GIVEN REQUEST:
Find the number of lines below in which the word "Residential" appears, and write that number only.

DATASET:
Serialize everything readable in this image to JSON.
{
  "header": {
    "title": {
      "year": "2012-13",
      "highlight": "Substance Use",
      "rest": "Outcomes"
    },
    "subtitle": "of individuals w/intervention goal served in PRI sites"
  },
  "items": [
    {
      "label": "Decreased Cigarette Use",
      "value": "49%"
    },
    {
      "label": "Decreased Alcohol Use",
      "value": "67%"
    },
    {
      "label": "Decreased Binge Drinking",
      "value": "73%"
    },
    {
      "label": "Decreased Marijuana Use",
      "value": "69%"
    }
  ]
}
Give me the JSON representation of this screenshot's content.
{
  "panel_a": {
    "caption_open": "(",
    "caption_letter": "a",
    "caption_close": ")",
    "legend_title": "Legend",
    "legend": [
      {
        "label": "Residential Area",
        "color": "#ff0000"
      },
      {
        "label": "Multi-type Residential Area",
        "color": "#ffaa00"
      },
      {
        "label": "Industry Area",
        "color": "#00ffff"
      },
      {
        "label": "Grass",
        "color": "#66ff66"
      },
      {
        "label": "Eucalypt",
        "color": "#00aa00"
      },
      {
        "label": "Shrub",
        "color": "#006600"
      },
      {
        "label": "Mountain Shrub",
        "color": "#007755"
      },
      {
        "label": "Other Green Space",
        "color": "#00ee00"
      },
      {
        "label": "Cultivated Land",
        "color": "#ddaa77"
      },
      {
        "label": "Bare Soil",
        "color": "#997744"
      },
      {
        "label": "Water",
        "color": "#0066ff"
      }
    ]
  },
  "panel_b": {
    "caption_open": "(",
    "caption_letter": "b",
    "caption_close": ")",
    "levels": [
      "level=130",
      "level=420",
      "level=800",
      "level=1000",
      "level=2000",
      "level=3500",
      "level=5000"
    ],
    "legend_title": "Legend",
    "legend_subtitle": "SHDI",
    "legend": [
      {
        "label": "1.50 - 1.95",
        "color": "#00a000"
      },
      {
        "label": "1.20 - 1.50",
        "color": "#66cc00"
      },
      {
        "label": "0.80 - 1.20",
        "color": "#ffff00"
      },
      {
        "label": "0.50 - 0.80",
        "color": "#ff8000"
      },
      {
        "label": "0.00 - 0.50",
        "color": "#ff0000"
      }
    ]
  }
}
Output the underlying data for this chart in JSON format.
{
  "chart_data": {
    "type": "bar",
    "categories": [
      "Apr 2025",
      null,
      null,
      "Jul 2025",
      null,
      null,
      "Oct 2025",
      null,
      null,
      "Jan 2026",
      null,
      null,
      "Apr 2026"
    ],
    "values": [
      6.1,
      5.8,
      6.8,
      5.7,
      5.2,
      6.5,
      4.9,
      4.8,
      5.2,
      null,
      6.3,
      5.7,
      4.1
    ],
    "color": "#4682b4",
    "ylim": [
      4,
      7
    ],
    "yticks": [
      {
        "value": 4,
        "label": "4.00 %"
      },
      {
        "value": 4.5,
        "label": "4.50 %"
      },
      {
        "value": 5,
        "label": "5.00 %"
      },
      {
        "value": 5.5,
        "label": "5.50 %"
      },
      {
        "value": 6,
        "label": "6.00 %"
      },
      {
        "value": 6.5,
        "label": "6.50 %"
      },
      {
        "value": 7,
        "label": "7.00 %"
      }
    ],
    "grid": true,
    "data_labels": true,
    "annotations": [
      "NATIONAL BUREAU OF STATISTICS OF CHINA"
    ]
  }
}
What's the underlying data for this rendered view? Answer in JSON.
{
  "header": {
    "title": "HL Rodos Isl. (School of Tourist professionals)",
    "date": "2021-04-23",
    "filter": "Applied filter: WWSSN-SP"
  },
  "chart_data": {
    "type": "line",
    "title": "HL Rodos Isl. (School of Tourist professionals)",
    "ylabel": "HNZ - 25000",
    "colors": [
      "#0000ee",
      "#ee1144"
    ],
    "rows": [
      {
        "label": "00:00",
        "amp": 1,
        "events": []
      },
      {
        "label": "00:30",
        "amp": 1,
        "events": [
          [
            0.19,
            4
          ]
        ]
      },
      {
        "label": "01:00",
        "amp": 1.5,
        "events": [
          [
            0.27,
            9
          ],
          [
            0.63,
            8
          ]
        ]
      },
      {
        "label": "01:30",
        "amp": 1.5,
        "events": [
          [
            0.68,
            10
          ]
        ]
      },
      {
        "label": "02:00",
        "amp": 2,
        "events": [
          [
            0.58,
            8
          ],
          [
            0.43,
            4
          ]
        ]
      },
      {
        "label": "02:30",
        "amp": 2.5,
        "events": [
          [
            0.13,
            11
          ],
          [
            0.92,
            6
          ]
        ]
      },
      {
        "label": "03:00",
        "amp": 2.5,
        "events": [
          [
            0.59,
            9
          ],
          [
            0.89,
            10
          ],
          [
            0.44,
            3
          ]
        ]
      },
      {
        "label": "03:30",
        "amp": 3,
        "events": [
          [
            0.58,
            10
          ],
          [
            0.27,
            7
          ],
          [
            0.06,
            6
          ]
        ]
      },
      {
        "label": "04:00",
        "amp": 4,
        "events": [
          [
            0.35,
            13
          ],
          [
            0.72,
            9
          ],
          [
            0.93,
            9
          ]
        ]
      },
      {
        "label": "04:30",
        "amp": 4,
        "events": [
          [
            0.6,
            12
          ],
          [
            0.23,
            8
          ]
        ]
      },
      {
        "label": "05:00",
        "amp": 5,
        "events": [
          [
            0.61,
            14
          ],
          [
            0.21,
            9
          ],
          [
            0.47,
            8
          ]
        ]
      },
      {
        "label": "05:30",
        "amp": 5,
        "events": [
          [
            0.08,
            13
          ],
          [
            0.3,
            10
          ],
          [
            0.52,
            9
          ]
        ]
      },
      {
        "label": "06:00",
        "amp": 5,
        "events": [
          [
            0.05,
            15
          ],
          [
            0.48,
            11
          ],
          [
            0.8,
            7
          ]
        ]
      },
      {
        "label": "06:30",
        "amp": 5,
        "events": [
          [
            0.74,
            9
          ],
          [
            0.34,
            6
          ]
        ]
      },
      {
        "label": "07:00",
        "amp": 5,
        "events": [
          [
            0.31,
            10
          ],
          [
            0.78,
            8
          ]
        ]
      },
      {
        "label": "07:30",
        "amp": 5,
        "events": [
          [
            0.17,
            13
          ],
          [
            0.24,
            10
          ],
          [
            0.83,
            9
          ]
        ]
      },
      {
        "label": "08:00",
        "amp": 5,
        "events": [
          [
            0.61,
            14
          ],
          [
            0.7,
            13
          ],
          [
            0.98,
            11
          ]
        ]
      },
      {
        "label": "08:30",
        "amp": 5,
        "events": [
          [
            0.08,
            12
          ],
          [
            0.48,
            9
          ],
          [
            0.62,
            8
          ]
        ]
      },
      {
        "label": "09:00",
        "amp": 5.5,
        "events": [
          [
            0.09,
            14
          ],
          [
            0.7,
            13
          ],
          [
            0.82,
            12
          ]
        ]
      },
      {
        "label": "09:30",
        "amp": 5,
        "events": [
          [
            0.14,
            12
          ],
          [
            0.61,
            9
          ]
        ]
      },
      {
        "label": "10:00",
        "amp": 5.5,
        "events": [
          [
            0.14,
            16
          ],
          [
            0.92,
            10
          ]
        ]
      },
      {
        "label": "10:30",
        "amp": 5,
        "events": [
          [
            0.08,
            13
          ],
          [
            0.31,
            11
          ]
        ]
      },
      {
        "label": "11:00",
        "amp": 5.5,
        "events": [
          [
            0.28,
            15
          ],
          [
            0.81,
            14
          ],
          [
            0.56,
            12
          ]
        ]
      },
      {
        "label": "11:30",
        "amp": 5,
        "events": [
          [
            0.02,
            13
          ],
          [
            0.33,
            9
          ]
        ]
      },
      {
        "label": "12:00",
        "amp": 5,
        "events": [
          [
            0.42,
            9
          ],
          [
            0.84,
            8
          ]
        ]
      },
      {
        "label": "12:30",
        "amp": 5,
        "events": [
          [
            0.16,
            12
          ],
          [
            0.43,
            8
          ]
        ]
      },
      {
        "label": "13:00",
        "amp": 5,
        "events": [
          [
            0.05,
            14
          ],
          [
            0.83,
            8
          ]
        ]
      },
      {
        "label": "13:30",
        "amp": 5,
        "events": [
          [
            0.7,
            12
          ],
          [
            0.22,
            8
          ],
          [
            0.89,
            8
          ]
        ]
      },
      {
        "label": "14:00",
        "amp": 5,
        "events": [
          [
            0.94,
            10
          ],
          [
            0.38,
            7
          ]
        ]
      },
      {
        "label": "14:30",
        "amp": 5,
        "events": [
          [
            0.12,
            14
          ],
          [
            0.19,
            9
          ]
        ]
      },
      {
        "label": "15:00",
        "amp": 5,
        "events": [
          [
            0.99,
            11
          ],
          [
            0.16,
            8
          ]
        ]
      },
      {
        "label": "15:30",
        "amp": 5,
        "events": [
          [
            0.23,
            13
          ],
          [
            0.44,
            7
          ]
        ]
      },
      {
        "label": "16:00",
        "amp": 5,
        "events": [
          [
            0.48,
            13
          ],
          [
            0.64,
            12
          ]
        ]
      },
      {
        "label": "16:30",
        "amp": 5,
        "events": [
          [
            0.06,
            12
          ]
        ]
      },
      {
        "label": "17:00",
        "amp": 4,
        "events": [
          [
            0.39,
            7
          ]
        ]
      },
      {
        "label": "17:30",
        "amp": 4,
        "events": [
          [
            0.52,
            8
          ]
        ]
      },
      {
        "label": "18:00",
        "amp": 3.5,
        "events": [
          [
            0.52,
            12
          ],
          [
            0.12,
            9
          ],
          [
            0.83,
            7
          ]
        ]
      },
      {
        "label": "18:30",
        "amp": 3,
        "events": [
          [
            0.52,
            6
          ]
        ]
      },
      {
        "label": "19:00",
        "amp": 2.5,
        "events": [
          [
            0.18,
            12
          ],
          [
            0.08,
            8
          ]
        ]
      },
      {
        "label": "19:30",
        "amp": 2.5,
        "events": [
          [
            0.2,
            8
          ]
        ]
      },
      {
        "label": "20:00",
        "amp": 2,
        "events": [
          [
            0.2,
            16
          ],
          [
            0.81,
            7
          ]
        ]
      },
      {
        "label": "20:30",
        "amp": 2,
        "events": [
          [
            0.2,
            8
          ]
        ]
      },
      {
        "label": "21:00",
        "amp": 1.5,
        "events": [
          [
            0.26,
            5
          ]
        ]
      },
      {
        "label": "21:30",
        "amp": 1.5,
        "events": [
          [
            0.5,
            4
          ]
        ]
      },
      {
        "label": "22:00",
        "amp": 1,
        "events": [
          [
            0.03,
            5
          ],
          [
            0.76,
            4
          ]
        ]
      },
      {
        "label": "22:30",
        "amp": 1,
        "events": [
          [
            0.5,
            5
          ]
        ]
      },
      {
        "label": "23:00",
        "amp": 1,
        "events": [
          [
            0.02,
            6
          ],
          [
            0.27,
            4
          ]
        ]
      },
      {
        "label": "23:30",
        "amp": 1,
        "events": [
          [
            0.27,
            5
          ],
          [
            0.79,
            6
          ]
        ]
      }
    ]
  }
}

SOLUTION:
2